===== DATASET ENTRIES

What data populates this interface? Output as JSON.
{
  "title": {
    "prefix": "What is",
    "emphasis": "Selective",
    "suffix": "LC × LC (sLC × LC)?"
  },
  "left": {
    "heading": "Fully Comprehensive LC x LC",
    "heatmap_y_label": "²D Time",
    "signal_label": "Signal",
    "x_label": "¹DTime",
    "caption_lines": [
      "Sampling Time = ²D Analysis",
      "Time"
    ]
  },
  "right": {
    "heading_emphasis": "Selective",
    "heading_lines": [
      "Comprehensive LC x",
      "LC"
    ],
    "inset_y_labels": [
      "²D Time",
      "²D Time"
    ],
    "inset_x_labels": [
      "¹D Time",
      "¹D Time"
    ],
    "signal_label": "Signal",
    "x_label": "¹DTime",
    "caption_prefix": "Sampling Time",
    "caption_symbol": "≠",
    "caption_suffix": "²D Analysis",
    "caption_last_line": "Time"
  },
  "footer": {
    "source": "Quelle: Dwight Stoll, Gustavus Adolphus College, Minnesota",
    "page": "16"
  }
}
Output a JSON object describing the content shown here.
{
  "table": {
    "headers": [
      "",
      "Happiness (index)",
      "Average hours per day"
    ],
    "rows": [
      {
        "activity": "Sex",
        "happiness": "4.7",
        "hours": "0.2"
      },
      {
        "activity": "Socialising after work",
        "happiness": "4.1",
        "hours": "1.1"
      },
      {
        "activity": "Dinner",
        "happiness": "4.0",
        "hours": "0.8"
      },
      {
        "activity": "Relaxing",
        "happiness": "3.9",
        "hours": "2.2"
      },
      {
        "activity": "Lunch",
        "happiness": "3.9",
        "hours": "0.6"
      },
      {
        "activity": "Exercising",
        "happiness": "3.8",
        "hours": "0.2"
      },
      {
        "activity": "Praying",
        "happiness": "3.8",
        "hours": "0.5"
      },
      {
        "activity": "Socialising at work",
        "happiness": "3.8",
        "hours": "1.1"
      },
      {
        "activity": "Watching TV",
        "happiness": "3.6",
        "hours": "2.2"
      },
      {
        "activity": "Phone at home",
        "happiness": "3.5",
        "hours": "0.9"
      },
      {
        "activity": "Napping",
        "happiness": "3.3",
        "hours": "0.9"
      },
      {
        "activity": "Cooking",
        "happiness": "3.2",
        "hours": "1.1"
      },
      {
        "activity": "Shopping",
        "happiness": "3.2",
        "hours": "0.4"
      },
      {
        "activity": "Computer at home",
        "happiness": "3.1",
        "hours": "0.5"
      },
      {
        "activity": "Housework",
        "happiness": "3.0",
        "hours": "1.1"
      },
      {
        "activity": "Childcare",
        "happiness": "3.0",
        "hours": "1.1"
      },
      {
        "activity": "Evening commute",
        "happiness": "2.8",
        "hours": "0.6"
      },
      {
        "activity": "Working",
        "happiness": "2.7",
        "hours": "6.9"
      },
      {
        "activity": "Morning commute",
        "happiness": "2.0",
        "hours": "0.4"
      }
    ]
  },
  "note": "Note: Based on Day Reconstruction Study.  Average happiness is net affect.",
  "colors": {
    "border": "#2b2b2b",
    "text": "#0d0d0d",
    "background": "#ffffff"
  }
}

==========

#### JOB
Your task is to return the full listing exactly as it was given.

#### WRITTEN ANSWER
What data populates this interface? Output as JSON.
{
  "title": {
    "prefix": "What is",
    "emphasis": "Selective",
    "suffix": "LC × LC (sLC × LC)?"
  },
  "left": {
    "heading": "Fully Comprehensive LC x LC",
    "heatmap_y_label": "²D Time",
    "signal_label": "Signal",
    "x_label": "¹DTime",
    "caption_lines": [
      "Sampling Time = ²D Analysis",
      "Time"
    ]
  },
  "right": {
    "heading_emphasis": "Selective",
    "heading_lines": [
      "Comprehensive LC x",
      "LC"
    ],
    "inset_y_labels": [
      "²D Time",
      "²D Time"
    ],
    "inset_x_labels": [
      "¹D Time",
      "¹D Time"
    ],
    "signal_label": "Signal",
    "x_label": "¹DTime",
    "caption_prefix": "Sampling Time",
    "caption_symbol": "≠",
    "caption_suffix": "²D Analysis",
    "caption_last_line": "Time"
  },
  "footer": {
    "source": "Quelle: Dwight Stoll, Gustavus Adolphus College, Minnesota",
    "page": "16"
  }
}
Output a JSON object describing the content shown here.
{
  "table": {
    "headers": [
      "",
      "Happiness (index)",
      "Average hours per day"
    ],
    "rows": [
      {
        "activity": "Sex",
        "happiness": "4.7",
        "hours": "0.2"
      },
      {
        "activity": "Socialising after work",
        "happiness": "4.1",
        "hours": "1.1"
      },
      {
        "activity": "Dinner",
        "happiness": "4.0",
        "hours": "0.8"
      },
      {
        "activity": "Relaxing",
        "happiness": "3.9",
        "hours": "2.2"
      },
      {
        "activity": "Lunch",
        "happiness": "3.9",
        "hours": "0.6"
      },
      {
        "activity": "Exercising",
        "happiness": "3.8",
        "hours": "0.2"
      },
      {
        "activity": "Praying",
        "happiness": "3.8",
        "hours": "0.5"
      },
      {
        "activity": "Socialising at work",
        "happiness": "3.8",
        "hours": "1.1"
      },
      {
        "activity": "Watching TV",
        "happiness": "3.6",
        "hours": "2.2"
      },
      {
        "activity": "Phone at home",
        "happiness": "3.5",
        "hours": "0.9"
      },
      {
        "activity": "Napping",
        "happiness": "3.3",
        "hours": "0.9"
      },
      {
        "activity": "Cooking",
        "happiness": "3.2",
        "hours": "1.1"
      },
      {
        "activity": "Shopping",
        "happiness": "3.2",
        "hours": "0.4"
      },
      {
        "activity": "Computer at home",
        "happiness": "3.1",
        "hours": "0.5"
      },
      {
        "activity": "Housework",
        "happiness": "3.0",
        "hours": "1.1"
      },
      {
        "activity": "Childcare",
        "happiness": "3.0",
        "hours": "1.1"
      },
      {
        "activity": "Evening commute",
        "happiness": "2.8",
        "hours": "0.6"
      },
      {
        "activity": "Working",
        "happiness": "2.7",
        "hours": "6.9"
      },
      {
        "activity": "Morning commute",
        "happiness": "2.0",
        "hours": "0.4"
      }
    ]
  },
  "note": "Note: Based on Day Reconstruction Study.  Average happiness is net affect.",
  "colors": {
    "border": "#2b2b2b",
    "text": "#0d0d0d",
    "background": "#ffffff"
  }
}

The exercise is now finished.